Data entries:
* Start *

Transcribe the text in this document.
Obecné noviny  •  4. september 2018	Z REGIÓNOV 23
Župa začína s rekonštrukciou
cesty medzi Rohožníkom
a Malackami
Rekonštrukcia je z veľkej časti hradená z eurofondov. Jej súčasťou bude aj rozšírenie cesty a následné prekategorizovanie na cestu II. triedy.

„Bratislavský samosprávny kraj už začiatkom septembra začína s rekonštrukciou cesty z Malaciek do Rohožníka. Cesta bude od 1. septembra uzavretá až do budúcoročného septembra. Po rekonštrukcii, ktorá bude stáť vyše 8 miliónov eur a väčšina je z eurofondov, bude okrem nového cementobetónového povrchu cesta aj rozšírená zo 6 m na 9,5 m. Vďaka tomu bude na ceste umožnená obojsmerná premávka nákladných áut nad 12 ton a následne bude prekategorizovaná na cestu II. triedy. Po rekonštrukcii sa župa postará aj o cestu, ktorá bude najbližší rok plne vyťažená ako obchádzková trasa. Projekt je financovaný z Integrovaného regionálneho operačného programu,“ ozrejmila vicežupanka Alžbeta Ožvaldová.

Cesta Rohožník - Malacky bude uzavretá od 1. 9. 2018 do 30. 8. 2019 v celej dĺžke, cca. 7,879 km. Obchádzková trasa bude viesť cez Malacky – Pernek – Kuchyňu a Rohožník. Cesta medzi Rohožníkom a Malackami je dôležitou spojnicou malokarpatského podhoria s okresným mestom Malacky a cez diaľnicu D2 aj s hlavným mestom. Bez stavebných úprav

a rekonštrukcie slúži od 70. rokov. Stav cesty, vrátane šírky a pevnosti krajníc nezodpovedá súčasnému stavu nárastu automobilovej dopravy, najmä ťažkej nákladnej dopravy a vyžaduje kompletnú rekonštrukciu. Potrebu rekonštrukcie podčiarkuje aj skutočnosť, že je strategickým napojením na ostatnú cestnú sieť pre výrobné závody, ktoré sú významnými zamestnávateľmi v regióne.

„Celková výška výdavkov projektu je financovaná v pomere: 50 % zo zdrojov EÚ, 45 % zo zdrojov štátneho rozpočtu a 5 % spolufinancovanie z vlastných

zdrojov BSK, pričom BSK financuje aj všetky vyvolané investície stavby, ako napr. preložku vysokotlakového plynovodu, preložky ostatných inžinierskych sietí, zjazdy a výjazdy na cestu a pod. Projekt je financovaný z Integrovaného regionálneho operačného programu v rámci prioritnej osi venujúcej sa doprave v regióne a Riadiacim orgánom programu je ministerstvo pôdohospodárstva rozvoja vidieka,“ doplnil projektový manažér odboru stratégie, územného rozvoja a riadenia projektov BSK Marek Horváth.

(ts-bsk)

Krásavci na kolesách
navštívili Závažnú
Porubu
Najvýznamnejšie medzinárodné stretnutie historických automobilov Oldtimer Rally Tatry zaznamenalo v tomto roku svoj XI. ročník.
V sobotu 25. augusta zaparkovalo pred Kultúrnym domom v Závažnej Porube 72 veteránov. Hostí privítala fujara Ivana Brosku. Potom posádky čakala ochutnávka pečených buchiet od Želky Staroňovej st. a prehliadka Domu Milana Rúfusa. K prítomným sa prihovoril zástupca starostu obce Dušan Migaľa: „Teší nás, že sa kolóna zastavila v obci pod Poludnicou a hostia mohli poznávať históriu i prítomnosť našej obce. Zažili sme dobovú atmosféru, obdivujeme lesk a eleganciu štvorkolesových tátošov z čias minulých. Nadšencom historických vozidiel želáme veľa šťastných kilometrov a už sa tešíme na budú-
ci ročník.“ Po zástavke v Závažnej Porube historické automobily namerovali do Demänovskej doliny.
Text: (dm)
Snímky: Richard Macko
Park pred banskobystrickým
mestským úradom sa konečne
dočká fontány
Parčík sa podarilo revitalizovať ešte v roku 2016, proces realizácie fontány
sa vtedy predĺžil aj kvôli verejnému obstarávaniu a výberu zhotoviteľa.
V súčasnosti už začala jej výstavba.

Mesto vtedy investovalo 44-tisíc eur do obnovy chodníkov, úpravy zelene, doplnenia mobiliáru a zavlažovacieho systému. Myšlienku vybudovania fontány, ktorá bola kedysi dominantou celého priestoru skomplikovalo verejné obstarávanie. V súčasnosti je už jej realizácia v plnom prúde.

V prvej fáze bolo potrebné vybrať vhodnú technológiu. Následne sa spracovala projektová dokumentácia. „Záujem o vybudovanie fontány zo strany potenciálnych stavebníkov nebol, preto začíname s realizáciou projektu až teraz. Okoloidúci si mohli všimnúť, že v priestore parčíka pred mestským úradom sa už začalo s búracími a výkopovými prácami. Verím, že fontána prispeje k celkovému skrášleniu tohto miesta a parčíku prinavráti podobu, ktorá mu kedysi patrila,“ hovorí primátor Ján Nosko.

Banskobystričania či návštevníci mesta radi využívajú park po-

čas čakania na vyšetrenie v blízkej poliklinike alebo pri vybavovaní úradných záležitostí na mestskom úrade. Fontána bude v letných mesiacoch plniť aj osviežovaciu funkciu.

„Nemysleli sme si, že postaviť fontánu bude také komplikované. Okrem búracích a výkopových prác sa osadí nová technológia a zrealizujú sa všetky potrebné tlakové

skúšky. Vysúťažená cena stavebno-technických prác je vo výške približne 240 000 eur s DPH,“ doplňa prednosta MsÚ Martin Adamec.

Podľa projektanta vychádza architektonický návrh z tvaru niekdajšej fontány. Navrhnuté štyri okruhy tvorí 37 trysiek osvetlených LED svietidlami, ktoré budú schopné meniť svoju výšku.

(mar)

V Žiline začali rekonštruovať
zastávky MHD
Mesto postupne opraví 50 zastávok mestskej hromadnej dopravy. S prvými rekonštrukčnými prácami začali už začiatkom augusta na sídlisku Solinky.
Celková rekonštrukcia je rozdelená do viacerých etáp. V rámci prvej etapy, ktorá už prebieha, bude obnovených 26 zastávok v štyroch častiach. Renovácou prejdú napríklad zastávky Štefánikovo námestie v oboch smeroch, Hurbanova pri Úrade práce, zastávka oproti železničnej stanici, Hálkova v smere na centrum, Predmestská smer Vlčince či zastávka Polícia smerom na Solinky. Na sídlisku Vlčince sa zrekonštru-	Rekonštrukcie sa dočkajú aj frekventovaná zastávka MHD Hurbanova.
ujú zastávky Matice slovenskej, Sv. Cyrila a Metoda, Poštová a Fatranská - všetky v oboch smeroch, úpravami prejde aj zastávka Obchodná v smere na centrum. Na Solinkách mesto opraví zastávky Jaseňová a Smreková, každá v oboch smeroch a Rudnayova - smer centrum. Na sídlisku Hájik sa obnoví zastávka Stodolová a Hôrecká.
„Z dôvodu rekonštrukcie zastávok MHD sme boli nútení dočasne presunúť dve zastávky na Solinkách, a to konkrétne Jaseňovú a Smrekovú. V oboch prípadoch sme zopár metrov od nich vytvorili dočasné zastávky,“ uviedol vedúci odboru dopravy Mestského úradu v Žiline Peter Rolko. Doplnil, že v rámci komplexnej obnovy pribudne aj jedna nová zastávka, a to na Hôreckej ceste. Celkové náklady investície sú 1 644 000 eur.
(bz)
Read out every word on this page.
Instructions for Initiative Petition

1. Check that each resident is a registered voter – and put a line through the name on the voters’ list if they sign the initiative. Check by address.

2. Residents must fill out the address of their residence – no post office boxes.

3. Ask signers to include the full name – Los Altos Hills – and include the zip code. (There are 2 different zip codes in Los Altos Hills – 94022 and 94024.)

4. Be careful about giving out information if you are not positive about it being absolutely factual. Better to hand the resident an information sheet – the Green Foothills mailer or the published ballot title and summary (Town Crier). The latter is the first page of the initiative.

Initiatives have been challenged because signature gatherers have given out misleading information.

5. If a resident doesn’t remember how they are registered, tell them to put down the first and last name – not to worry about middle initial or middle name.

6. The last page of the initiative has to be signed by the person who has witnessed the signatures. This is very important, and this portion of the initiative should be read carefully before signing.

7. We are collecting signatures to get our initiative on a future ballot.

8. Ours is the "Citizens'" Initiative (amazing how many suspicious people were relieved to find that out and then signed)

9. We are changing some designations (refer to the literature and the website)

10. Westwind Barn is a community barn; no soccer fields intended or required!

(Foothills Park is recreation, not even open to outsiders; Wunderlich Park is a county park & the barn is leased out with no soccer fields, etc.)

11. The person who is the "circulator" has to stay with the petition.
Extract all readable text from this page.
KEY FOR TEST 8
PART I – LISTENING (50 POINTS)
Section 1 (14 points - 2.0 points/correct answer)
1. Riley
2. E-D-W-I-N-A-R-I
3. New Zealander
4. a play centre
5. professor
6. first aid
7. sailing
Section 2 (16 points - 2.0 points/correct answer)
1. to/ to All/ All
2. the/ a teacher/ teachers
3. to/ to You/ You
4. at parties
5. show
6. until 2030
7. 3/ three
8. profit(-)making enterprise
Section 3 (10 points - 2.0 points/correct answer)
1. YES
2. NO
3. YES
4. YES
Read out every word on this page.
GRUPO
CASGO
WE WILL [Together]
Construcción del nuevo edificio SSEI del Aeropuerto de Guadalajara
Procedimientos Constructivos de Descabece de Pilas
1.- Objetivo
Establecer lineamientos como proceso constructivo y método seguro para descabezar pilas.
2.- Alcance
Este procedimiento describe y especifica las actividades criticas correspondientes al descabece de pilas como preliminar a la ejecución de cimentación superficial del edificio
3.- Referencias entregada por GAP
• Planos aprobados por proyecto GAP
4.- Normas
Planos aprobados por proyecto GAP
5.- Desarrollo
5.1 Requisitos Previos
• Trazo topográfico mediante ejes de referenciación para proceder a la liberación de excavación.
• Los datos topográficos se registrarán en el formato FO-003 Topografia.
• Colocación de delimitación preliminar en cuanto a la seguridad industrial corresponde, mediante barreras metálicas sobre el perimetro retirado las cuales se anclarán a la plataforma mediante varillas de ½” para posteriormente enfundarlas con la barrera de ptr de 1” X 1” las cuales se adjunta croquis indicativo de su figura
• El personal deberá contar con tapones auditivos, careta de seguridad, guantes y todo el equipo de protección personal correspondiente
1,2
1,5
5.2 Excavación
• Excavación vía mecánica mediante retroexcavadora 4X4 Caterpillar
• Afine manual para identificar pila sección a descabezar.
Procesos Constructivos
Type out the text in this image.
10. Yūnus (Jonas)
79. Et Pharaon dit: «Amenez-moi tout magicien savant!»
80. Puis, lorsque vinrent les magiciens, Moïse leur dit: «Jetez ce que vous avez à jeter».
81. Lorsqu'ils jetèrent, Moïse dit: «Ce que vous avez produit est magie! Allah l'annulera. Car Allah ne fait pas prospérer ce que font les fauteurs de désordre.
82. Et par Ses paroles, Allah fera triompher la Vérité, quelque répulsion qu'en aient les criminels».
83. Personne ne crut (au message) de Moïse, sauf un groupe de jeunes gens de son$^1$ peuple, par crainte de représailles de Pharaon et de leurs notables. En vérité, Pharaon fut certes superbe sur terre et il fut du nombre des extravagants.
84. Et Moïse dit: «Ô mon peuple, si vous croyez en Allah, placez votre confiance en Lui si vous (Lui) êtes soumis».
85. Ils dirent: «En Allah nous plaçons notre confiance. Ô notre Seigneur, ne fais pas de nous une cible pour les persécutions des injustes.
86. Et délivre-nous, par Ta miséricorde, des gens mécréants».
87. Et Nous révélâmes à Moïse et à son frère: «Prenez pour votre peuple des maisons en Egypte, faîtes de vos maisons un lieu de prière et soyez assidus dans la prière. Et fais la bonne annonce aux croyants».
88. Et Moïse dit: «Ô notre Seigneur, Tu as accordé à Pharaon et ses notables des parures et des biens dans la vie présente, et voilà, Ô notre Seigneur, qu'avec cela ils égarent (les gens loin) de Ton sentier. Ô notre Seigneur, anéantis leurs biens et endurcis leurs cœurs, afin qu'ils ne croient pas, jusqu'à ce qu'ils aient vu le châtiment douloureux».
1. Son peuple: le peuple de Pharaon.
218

* End *

— What the exercise asks —
Gather every line from the entries above where the word "operačného" appears, and copy them.

— Result below —
„Bratislavský samosprávny kraj už začiatkom septembra začína s rekonštrukciou cesty z Malaciek do Rohožníka. Cesta bude od 1. septembra uzavretá až do budúcoročného septembra. Po rekonštrukcii, ktorá bude stáť vyše 8 miliónov eur a väčšina je z eurofondov, bude okrem nového cementobetónového povrchu cesta aj rozšírená zo 6 m na 9,5 m. Vďaka tomu bude na ceste umožnená obojsmerná premávka nákladných áut nad 12 ton a následne bude prekategorizovaná na cestu II. triedy. Po rekonštrukcii sa župa postará aj o cestu, ktorá bude najbližší rok plne vyťažená ako obchádzková trasa. Projekt je financovaný z Integrovaného regionálneho operačného programu,“ ozrejmila vicežupanka Alžbeta Ožvaldová.
zdrojov BSK, pričom BSK financuje aj všetky vyvolané investície stavby, ako napr. preložku vysokotlakového plynovodu, preložky ostatných inžinierskych sietí, zjazdy a výjazdy na cestu a pod. Projekt je financovaný z Integrovaného regionálneho operačného programu v rámci prioritnej osi venujúcej sa doprave v regióne a Riadiacim orgánom programu je ministerstvo pôdohospodárstva rozvoja vidieka,“ doplnil projektový manažér odboru stratégie, územného rozvoja a riadenia projektov BSK Marek Horváth.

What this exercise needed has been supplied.